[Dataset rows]
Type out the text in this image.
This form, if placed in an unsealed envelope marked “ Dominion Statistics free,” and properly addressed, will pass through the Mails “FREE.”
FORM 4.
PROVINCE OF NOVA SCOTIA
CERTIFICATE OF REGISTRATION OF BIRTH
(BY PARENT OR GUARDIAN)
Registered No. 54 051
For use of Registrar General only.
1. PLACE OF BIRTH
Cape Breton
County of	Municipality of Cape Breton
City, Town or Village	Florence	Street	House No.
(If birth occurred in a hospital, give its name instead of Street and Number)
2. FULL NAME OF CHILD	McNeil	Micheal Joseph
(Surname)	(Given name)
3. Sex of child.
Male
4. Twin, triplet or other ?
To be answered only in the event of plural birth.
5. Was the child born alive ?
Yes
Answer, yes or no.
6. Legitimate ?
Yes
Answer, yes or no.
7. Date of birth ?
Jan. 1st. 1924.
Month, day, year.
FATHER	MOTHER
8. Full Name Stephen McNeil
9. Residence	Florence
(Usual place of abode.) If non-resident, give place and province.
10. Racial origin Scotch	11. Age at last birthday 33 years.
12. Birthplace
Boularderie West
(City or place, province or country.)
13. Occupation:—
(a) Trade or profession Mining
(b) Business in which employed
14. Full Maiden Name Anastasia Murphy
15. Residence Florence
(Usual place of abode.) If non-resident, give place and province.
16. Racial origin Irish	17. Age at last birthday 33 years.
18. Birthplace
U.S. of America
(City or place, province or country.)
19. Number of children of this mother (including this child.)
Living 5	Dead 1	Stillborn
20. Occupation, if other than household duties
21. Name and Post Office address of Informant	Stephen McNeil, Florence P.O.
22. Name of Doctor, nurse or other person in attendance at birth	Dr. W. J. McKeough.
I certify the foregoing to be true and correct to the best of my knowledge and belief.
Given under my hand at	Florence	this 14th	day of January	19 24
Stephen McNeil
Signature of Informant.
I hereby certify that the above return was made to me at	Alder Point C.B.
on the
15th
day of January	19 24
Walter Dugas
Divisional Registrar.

What is required: Please output the entries above, every line exactly as it reads.

Answer for the task:
Type out the text in this image.
This form, if placed in an unsealed envelope marked “ Dominion Statistics free,” and properly addressed, will pass through the Mails “FREE.”
FORM 4.
PROVINCE OF NOVA SCOTIA
CERTIFICATE OF REGISTRATION OF BIRTH
(BY PARENT OR GUARDIAN)
Registered No. 54 051
For use of Registrar General only.
1. PLACE OF BIRTH
Cape Breton
County of	Municipality of Cape Breton
City, Town or Village	Florence	Street	House No.
(If birth occurred in a hospital, give its name instead of Street and Number)
2. FULL NAME OF CHILD	McNeil	Micheal Joseph
(Surname)	(Given name)
3. Sex of child.
Male
4. Twin, triplet or other ?
To be answered only in the event of plural birth.
5. Was the child born alive ?
Yes
Answer, yes or no.
6. Legitimate ?
Yes
Answer, yes or no.
7. Date of birth ?
Jan. 1st. 1924.
Month, day, year.
FATHER	MOTHER
8. Full Name Stephen McNeil
9. Residence	Florence
(Usual place of abode.) If non-resident, give place and province.
10. Racial origin Scotch	11. Age at last birthday 33 years.
12. Birthplace
Boularderie West
(City or place, province or country.)
13. Occupation:—
(a) Trade or profession Mining
(b) Business in which employed
14. Full Maiden Name Anastasia Murphy
15. Residence Florence
(Usual place of abode.) If non-resident, give place and province.
16. Racial origin Irish	17. Age at last birthday 33 years.
18. Birthplace
U.S. of America
(City or place, province or country.)
19. Number of children of this mother (including this child.)
Living 5	Dead 1	Stillborn
20. Occupation, if other than household duties
21. Name and Post Office address of Informant	Stephen McNeil, Florence P.O.
22. Name of Doctor, nurse or other person in attendance at birth	Dr. W. J. McKeough.
I certify the foregoing to be true and correct to the best of my knowledge and belief.
Given under my hand at	Florence	this 14th	day of January	19 24
Stephen McNeil
Signature of Informant.
I hereby certify that the above return was made to me at	Alder Point C.B.
on the
15th
day of January	19 24
Walter Dugas
Divisional Registrar.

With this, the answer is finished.